Track down the lines that contain "blacklist" and copy them.

[Data listing]
======
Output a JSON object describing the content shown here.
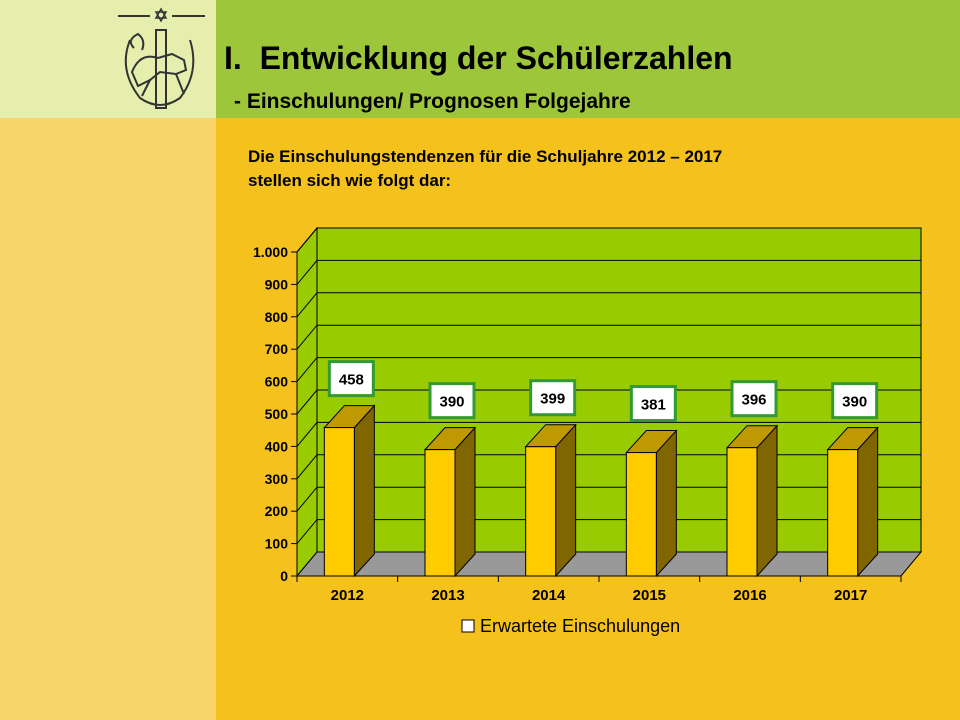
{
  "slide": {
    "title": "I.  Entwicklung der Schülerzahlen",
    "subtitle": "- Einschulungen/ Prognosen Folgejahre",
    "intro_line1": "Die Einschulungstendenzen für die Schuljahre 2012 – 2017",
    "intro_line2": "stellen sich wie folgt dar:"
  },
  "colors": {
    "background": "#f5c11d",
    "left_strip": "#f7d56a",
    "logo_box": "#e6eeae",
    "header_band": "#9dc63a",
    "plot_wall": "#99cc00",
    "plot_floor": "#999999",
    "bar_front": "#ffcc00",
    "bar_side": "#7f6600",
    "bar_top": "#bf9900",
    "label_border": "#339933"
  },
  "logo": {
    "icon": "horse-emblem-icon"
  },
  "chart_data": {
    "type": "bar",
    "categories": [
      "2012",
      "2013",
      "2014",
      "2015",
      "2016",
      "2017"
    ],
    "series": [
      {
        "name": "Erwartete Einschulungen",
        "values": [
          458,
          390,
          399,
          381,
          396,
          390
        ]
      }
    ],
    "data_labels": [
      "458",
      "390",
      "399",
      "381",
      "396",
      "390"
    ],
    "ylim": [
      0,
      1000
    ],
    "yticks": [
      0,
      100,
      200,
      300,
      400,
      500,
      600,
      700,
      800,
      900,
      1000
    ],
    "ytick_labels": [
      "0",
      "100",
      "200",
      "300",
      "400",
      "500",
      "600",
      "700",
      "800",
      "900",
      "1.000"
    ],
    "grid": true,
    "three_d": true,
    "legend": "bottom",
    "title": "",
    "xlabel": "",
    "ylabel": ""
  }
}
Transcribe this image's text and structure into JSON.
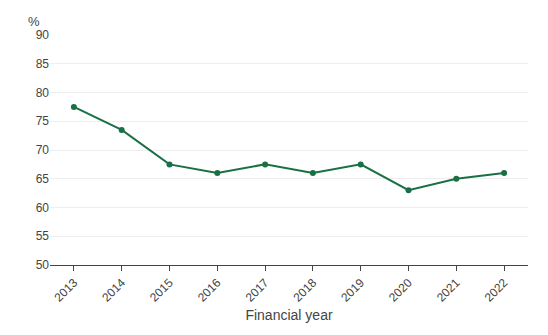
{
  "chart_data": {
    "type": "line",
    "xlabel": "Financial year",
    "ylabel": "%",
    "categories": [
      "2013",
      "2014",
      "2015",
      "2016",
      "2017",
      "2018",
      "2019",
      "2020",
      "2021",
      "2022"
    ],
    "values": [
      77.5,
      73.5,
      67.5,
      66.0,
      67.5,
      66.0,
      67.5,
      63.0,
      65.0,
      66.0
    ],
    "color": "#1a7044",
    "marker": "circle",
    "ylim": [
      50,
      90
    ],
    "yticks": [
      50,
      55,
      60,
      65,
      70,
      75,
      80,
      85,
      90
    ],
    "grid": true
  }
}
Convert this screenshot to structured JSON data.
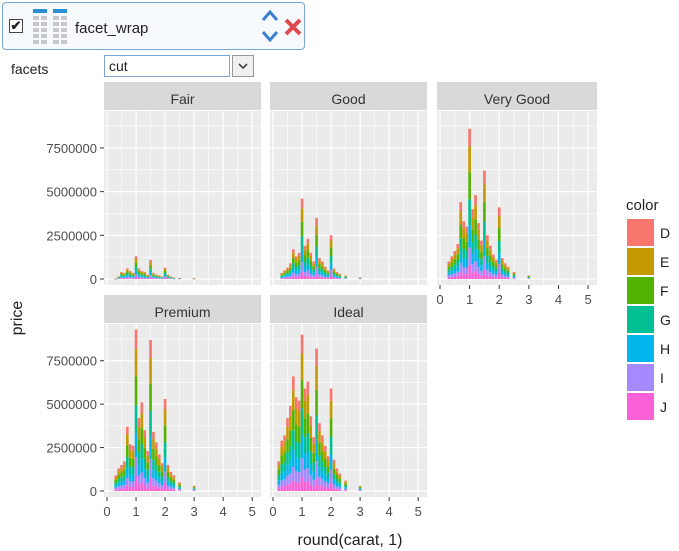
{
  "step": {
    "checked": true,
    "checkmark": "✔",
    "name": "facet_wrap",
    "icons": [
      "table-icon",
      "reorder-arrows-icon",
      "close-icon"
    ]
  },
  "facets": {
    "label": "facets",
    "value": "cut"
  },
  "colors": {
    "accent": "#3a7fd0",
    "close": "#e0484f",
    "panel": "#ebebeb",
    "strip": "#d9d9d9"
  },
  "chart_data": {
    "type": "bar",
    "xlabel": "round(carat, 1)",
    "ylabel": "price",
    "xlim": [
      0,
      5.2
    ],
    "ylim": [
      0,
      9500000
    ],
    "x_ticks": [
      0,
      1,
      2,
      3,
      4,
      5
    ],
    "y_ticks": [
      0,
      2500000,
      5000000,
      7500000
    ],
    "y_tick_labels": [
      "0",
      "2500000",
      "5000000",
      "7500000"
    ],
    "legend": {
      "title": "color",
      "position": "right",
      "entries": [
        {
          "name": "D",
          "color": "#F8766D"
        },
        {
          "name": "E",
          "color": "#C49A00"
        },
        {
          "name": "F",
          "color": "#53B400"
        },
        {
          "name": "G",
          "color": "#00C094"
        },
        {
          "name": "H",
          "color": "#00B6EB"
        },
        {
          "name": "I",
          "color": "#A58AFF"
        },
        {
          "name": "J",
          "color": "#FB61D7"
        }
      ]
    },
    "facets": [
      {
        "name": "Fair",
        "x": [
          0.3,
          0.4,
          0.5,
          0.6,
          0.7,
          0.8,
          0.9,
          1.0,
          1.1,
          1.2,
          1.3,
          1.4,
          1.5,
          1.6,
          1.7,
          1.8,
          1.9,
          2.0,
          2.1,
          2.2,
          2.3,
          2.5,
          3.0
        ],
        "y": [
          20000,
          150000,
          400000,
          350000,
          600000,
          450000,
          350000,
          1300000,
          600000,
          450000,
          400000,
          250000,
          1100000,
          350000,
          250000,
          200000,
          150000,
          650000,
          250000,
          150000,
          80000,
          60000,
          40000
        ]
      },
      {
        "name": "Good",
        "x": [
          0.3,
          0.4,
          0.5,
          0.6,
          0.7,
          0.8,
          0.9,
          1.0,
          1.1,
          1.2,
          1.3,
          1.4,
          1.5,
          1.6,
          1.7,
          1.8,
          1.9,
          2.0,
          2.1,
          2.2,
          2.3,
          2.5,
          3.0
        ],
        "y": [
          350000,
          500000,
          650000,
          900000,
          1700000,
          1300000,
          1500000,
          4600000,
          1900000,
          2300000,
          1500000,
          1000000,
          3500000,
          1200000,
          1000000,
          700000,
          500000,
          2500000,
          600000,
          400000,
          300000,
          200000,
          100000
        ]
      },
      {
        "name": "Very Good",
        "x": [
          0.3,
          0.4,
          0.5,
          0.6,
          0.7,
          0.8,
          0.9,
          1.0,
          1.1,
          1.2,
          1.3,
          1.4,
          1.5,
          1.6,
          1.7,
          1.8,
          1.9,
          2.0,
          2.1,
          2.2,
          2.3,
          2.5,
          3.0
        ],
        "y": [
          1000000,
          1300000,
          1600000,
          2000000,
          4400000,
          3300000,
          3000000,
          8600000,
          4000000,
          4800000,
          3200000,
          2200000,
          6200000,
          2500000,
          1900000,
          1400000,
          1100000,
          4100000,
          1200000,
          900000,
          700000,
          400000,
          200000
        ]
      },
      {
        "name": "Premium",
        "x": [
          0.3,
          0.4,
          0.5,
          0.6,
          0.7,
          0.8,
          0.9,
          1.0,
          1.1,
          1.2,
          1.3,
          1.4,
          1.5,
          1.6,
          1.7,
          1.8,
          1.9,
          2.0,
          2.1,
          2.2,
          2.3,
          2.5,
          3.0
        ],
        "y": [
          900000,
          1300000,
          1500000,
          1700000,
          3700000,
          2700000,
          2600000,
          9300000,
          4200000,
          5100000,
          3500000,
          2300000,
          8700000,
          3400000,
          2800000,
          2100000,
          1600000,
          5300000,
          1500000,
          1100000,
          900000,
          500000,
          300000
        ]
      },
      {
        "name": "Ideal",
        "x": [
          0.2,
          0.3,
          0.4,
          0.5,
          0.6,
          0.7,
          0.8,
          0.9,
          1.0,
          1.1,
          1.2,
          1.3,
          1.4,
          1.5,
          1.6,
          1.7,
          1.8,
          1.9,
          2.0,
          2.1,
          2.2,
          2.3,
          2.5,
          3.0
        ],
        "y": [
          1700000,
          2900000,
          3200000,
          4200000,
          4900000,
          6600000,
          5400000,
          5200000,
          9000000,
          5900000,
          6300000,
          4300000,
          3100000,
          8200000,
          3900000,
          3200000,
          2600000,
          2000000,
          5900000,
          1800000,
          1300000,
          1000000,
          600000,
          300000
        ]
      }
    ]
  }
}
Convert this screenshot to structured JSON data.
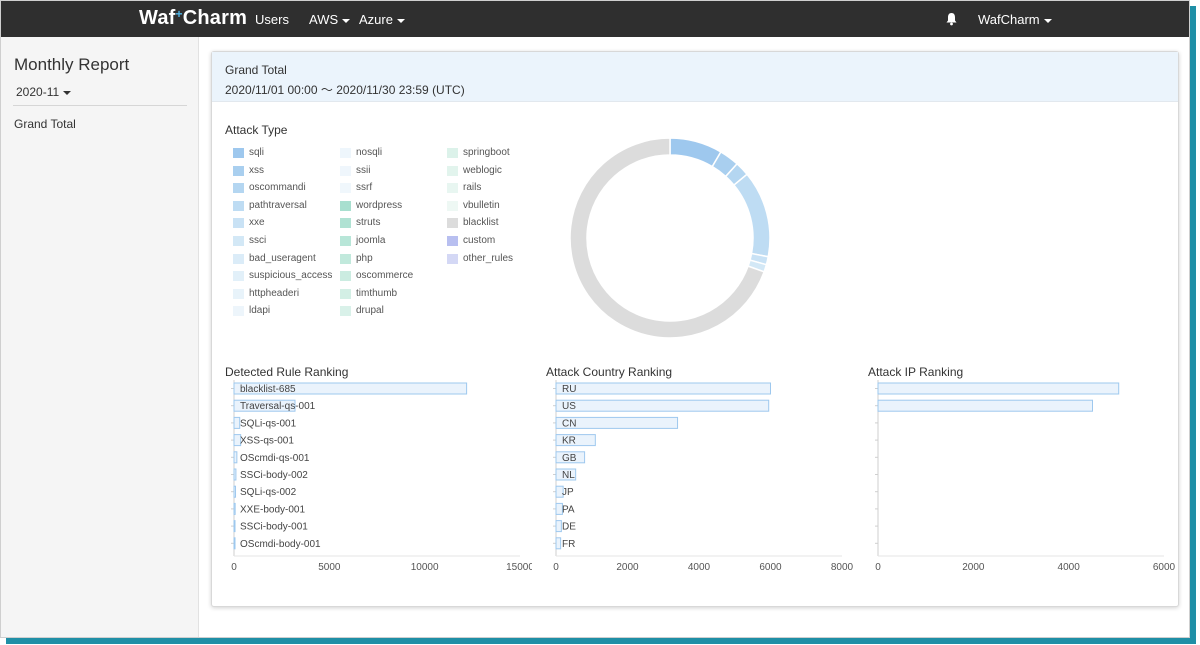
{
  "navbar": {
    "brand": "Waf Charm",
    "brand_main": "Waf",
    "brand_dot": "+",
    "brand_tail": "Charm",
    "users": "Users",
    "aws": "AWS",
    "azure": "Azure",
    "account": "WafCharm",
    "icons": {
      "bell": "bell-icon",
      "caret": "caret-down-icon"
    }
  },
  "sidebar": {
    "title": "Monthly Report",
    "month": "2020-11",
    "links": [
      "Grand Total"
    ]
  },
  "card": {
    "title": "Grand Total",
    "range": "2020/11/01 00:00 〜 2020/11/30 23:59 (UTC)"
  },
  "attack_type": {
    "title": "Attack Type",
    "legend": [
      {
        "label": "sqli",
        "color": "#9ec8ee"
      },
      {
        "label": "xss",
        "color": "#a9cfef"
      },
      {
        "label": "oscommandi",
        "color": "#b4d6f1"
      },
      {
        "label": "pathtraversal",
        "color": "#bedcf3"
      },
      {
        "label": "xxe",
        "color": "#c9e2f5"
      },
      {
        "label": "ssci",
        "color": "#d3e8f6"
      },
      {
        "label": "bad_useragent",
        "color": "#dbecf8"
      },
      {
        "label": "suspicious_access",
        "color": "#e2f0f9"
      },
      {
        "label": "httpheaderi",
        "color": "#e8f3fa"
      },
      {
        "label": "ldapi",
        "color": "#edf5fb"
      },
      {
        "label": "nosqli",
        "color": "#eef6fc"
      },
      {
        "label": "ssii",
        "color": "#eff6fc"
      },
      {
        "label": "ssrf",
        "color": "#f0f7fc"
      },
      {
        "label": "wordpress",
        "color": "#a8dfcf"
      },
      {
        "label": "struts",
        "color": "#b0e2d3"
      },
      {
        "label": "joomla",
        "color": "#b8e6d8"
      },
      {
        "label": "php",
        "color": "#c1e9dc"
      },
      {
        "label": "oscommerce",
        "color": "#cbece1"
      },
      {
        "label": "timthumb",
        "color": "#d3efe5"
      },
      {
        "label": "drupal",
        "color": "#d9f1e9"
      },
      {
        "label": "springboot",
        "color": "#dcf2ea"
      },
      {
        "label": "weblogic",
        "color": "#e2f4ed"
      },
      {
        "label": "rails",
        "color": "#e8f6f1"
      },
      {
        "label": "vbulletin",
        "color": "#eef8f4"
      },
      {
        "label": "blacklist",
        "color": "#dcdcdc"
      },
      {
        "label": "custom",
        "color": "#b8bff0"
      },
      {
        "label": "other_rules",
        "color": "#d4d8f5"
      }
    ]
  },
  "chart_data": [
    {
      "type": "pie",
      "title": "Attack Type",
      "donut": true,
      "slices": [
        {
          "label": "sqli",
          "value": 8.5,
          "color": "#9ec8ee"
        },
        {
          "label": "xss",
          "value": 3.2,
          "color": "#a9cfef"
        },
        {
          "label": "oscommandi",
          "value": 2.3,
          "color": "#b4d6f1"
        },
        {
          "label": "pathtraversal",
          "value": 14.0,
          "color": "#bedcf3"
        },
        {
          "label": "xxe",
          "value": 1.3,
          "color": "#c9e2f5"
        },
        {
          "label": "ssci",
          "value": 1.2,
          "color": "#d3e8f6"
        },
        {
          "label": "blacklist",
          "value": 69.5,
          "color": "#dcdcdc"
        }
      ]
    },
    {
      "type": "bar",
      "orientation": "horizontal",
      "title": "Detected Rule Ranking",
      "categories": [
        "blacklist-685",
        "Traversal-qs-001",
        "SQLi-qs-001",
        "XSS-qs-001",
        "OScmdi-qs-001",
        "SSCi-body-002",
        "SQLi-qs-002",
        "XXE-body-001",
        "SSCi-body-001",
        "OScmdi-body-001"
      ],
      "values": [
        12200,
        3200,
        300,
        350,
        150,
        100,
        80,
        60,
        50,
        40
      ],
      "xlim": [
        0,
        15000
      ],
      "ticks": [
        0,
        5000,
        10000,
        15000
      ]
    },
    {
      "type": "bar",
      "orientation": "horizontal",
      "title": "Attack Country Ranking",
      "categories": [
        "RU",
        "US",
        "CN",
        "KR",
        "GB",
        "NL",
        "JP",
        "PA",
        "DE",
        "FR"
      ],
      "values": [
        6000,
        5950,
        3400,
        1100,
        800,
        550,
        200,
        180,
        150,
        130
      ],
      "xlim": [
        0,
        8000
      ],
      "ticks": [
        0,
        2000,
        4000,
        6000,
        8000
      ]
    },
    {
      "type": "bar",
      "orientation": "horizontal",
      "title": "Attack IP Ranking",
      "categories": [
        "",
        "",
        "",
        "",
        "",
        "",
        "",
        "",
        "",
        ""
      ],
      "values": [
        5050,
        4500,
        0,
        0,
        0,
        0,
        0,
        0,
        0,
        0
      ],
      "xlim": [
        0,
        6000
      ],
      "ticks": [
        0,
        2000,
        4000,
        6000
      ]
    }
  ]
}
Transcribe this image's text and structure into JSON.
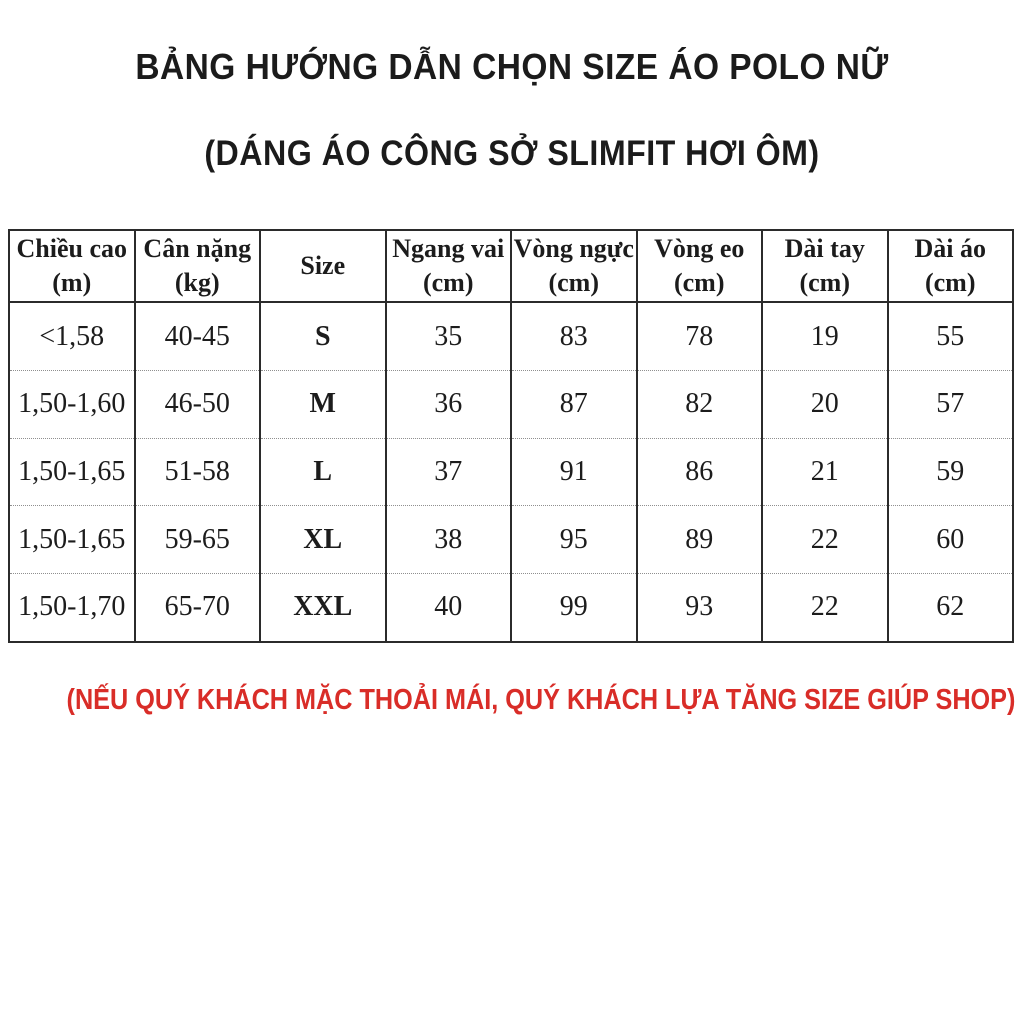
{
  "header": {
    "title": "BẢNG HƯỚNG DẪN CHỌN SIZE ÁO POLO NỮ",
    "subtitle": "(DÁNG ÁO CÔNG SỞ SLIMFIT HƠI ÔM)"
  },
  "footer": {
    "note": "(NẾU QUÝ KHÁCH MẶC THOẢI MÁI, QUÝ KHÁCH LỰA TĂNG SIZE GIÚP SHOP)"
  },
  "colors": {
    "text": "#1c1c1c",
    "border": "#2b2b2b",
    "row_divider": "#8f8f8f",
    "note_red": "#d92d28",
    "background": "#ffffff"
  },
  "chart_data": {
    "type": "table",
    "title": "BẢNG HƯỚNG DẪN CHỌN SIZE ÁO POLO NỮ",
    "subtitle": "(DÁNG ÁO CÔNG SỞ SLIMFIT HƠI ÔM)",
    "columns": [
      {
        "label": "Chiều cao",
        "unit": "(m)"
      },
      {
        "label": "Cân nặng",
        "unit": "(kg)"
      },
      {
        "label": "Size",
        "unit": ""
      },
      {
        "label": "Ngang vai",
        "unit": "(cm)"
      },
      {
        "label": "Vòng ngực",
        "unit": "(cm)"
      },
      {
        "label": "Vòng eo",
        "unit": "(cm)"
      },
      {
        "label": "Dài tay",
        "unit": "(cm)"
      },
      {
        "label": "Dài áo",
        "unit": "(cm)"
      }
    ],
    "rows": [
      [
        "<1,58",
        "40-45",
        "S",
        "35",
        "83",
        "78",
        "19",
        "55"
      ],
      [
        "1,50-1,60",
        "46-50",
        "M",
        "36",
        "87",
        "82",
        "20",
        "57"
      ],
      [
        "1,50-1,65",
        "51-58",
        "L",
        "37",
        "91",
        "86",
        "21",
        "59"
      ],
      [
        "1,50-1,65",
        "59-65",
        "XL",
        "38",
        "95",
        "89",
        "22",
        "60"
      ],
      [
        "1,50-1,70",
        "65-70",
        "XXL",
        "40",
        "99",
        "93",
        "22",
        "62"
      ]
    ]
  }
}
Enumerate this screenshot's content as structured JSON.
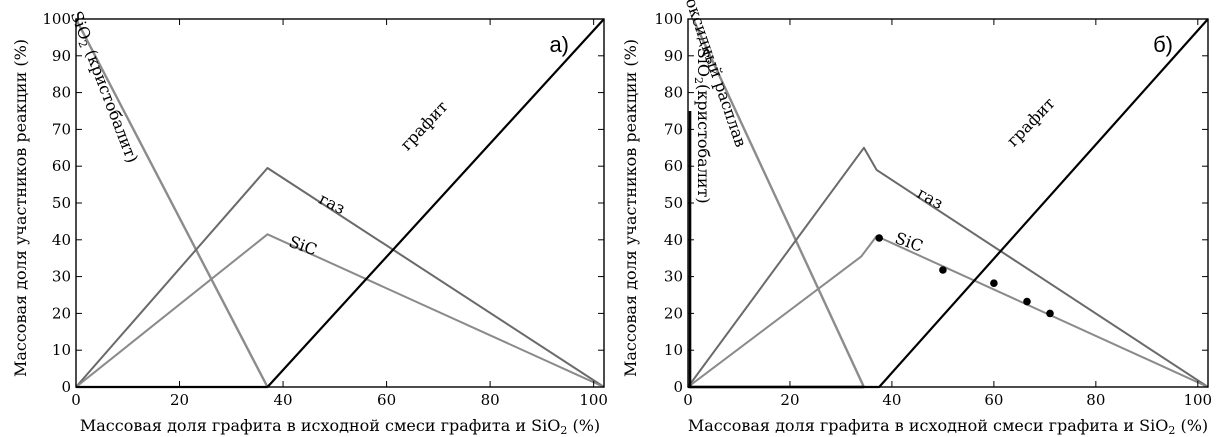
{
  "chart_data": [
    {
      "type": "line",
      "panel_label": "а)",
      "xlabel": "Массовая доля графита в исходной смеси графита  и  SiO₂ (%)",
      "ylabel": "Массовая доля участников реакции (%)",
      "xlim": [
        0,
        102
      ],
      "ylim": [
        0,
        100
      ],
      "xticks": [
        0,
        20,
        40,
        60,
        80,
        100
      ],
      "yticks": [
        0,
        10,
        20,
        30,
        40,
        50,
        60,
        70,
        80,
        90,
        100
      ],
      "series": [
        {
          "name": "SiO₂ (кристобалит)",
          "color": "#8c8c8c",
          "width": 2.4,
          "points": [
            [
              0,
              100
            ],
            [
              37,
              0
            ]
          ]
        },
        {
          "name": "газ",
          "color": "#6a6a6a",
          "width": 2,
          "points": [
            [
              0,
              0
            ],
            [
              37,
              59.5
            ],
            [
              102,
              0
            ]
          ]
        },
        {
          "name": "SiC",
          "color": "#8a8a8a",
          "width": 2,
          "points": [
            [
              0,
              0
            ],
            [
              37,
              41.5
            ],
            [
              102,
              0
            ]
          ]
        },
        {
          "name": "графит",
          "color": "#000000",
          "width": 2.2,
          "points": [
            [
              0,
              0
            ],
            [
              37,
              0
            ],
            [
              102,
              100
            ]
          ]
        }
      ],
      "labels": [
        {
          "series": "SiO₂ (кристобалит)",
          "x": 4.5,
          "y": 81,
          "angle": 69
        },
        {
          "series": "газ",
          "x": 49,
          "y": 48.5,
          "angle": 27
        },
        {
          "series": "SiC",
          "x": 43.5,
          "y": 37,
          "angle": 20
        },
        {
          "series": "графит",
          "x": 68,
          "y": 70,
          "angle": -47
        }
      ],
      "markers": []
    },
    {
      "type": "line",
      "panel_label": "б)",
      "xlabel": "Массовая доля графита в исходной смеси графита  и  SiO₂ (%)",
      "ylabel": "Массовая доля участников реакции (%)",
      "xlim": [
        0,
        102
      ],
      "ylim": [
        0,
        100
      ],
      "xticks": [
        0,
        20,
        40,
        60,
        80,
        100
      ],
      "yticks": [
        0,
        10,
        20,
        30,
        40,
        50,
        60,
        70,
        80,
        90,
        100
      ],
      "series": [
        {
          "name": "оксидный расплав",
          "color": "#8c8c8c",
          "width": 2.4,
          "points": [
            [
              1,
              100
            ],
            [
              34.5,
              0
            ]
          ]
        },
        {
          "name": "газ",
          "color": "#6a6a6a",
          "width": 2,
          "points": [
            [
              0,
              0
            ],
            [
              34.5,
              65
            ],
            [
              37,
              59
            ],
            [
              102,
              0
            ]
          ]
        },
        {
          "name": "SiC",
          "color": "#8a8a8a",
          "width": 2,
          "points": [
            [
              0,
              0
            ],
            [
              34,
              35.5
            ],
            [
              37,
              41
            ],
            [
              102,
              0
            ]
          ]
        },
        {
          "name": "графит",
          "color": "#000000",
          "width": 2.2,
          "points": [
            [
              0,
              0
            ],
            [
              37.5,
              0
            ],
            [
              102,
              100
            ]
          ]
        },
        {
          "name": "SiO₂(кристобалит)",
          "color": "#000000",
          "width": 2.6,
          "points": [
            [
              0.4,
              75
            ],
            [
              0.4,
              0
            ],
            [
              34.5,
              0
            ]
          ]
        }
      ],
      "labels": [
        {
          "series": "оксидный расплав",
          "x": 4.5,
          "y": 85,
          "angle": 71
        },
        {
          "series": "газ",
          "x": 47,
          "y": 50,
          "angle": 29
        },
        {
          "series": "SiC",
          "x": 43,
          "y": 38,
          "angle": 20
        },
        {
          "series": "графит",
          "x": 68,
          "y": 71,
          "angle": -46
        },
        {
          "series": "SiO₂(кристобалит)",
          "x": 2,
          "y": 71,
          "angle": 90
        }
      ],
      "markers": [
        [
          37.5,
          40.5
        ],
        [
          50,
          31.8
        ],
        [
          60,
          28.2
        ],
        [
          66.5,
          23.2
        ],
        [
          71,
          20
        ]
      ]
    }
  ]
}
======
SOLVED PROBLEM →
        "label": "blacklist",
          "label": "blacklist",
        "blacklist-685",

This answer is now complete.